Start of Excerpted data

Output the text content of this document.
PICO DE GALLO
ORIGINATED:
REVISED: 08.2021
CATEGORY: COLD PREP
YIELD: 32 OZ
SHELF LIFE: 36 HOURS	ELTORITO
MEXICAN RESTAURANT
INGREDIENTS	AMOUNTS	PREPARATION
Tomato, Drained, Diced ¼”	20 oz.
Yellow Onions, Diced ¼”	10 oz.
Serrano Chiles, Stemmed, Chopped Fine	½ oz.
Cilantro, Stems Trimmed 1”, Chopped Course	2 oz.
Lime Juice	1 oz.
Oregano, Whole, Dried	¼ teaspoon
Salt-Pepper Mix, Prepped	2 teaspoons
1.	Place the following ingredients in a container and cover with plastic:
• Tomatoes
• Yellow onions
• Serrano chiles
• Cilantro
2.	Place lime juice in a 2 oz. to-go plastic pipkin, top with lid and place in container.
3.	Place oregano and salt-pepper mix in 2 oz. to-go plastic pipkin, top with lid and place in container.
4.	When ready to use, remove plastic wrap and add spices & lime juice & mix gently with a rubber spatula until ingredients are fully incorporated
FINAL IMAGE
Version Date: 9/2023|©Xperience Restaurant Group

End of Excerpted data

● Exercise goal: Set down each entry again, unchanged.

● Result for this exercise:
Output the text content of this document.
PICO DE GALLO
ORIGINATED:
REVISED: 08.2021
CATEGORY: COLD PREP
YIELD: 32 OZ
SHELF LIFE: 36 HOURS	ELTORITO
MEXICAN RESTAURANT
INGREDIENTS	AMOUNTS	PREPARATION
Tomato, Drained, Diced ¼”	20 oz.
Yellow Onions, Diced ¼”	10 oz.
Serrano Chiles, Stemmed, Chopped Fine	½ oz.
Cilantro, Stems Trimmed 1”, Chopped Course	2 oz.
Lime Juice	1 oz.
Oregano, Whole, Dried	¼ teaspoon
Salt-Pepper Mix, Prepped	2 teaspoons
1.	Place the following ingredients in a container and cover with plastic:
• Tomatoes
• Yellow onions
• Serrano chiles
• Cilantro
2.	Place lime juice in a 2 oz. to-go plastic pipkin, top with lid and place in container.
3.	Place oregano and salt-pepper mix in 2 oz. to-go plastic pipkin, top with lid and place in container.
4.	When ready to use, remove plastic wrap and add spices & lime juice & mix gently with a rubber spatula until ingredients are fully incorporated
FINAL IMAGE
Version Date: 9/2023|©Xperience Restaurant Group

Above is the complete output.